INPUT ROWS.
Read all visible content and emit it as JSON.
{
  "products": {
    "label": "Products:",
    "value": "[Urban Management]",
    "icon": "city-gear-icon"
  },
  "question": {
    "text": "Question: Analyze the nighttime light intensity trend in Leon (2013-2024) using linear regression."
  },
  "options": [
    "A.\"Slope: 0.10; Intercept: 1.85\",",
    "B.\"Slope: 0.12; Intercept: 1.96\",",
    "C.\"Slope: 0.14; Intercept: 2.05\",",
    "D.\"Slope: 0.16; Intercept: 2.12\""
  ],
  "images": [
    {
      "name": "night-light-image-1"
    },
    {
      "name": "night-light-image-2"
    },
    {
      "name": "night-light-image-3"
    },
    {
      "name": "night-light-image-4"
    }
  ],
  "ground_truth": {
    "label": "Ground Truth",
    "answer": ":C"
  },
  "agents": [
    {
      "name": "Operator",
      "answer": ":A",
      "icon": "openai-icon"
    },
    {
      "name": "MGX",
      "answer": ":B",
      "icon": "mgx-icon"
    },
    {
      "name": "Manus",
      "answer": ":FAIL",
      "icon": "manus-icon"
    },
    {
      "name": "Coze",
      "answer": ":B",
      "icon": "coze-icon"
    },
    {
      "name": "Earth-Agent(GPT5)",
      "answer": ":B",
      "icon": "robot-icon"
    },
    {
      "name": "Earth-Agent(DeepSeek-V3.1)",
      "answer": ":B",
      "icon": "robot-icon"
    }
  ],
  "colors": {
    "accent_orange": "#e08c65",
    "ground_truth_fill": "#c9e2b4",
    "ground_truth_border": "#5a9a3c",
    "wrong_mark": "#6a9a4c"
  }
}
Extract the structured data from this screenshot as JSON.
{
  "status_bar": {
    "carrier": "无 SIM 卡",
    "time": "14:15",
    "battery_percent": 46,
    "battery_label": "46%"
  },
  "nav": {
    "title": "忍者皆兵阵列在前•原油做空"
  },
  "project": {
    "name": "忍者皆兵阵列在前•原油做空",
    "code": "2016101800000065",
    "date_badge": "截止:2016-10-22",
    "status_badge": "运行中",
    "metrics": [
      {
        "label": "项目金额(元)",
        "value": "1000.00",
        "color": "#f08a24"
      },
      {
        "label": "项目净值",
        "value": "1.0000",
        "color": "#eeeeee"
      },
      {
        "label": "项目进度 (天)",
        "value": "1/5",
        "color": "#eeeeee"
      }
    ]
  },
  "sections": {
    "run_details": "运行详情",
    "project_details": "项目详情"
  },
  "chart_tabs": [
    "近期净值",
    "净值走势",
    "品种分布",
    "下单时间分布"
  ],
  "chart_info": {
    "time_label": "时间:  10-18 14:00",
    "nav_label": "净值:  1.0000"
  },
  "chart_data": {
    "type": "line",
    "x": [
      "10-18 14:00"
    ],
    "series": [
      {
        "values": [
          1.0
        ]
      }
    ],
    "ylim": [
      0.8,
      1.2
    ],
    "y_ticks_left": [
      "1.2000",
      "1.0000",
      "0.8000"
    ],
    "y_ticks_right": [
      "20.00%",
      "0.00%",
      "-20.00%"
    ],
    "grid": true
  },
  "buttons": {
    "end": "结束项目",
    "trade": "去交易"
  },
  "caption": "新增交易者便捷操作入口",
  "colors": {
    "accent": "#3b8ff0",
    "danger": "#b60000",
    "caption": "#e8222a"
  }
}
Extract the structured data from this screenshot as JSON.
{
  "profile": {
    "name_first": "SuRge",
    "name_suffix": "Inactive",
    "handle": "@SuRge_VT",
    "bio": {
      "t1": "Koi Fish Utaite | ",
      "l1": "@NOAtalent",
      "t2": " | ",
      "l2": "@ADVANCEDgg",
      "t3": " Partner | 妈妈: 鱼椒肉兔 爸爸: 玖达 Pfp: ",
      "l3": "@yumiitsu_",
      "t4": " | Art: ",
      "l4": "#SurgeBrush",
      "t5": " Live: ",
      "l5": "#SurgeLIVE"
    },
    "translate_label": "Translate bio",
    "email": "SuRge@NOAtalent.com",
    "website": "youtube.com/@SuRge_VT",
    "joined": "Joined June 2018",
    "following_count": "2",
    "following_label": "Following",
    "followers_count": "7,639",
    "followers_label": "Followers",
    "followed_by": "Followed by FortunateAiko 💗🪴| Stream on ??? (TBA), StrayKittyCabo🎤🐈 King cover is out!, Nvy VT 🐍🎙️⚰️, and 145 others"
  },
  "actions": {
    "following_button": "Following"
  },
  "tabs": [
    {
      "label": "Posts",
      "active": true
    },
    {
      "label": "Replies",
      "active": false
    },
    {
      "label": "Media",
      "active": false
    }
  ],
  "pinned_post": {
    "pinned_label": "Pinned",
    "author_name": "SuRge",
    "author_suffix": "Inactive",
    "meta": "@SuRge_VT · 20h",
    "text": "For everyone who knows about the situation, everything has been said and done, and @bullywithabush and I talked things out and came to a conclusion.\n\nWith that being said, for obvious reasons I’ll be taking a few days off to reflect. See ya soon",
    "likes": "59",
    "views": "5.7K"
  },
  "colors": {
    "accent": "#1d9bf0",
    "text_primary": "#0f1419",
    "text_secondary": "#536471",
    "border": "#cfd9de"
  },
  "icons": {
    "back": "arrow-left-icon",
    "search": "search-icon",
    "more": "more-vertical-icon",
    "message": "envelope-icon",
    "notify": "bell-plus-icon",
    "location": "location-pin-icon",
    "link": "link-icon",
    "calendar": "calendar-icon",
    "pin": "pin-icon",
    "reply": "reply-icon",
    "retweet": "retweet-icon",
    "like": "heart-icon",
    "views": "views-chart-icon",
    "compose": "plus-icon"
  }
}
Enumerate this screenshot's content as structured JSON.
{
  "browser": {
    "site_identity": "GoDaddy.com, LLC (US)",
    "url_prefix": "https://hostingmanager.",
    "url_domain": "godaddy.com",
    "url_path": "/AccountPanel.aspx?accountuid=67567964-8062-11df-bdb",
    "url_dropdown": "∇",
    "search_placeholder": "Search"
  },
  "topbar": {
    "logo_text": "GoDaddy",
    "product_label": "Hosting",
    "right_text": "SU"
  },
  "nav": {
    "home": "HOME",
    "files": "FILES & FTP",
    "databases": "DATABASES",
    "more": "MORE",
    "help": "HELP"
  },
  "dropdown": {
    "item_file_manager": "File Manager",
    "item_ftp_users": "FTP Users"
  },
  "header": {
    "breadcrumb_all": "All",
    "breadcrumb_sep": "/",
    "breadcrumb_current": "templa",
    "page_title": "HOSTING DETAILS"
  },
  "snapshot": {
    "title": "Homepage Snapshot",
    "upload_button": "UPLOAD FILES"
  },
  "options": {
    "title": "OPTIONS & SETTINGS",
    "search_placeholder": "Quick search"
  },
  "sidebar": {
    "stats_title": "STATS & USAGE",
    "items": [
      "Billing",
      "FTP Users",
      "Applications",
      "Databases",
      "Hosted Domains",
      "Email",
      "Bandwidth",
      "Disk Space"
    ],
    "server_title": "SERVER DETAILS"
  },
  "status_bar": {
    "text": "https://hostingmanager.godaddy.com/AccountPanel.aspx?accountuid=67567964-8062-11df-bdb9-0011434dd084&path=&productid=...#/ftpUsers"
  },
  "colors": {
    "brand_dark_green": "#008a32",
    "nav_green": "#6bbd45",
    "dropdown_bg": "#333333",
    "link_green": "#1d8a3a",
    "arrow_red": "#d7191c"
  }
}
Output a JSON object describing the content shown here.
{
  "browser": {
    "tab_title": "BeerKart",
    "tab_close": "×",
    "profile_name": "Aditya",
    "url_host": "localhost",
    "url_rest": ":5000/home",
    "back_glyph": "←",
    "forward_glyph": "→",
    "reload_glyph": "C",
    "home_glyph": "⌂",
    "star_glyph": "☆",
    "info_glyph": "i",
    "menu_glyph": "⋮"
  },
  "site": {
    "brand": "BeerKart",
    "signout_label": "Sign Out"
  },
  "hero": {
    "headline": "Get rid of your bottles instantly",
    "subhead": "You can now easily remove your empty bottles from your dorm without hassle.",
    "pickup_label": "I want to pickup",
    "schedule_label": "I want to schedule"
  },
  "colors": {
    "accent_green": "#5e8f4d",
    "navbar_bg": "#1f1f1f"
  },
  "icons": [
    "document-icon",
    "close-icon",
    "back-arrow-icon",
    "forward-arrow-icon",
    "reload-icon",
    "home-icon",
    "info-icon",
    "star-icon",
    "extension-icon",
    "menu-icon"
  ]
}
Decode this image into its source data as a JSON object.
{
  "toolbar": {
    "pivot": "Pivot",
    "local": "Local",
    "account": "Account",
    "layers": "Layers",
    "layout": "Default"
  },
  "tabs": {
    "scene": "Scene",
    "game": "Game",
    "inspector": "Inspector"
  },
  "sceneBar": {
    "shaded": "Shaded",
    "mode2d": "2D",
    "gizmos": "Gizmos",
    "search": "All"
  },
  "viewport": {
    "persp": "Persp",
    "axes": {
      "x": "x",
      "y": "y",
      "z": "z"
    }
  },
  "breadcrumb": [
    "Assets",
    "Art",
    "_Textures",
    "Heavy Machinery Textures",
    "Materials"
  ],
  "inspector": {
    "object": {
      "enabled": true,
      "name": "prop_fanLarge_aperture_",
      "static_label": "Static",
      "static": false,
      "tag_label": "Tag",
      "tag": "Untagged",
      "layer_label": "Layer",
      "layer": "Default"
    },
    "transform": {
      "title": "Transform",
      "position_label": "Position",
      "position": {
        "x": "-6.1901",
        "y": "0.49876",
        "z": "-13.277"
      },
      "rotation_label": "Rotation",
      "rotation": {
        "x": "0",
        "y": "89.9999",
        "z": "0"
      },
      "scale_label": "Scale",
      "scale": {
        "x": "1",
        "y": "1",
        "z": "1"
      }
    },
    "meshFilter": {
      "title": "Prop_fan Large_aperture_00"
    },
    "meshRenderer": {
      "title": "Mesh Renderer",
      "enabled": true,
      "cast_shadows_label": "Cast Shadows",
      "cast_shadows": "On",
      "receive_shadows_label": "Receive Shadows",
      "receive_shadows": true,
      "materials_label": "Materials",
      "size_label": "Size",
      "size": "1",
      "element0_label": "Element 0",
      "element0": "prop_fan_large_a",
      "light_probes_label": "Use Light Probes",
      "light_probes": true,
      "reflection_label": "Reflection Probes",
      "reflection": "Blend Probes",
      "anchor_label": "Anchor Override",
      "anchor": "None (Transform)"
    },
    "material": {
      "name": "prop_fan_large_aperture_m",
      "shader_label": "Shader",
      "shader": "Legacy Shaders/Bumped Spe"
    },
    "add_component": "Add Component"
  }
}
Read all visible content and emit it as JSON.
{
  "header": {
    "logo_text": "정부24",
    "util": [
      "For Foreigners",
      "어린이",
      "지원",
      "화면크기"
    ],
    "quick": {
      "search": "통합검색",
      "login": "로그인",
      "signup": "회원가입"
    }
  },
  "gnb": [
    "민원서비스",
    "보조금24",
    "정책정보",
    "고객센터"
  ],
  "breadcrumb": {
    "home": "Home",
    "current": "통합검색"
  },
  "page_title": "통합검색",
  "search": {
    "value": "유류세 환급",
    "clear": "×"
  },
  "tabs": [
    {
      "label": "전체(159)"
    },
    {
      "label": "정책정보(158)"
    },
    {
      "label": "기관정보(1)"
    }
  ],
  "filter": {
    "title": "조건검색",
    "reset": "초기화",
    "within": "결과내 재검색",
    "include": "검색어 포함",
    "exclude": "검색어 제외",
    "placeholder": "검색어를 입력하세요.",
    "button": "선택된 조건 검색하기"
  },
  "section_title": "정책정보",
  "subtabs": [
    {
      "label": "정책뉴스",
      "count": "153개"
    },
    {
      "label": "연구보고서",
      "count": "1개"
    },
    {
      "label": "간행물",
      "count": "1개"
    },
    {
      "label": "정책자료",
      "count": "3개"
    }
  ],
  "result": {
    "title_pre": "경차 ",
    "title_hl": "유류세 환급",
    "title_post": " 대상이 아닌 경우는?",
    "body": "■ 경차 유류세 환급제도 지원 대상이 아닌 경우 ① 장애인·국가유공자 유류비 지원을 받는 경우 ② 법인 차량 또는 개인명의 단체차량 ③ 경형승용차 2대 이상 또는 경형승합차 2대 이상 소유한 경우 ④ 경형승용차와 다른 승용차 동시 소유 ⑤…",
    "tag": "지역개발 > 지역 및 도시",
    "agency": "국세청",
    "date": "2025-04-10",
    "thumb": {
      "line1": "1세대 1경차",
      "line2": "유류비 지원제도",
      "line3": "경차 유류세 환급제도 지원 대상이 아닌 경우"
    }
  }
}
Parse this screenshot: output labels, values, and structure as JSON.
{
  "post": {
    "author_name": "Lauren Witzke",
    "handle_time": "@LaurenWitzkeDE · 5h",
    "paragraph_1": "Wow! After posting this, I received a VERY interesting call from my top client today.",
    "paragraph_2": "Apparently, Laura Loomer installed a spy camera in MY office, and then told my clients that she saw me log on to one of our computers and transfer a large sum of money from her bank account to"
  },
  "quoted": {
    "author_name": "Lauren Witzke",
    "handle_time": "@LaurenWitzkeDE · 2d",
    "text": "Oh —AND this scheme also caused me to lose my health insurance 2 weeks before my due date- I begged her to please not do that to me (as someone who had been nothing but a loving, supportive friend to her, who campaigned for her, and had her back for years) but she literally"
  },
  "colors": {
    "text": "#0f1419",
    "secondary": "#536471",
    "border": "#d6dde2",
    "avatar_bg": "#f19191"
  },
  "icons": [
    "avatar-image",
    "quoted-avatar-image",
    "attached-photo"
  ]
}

THE EXERCISE. Lines holding the word "Inactive" should be counted across the entries; state only how many there are.

FULL SOLUTION. 2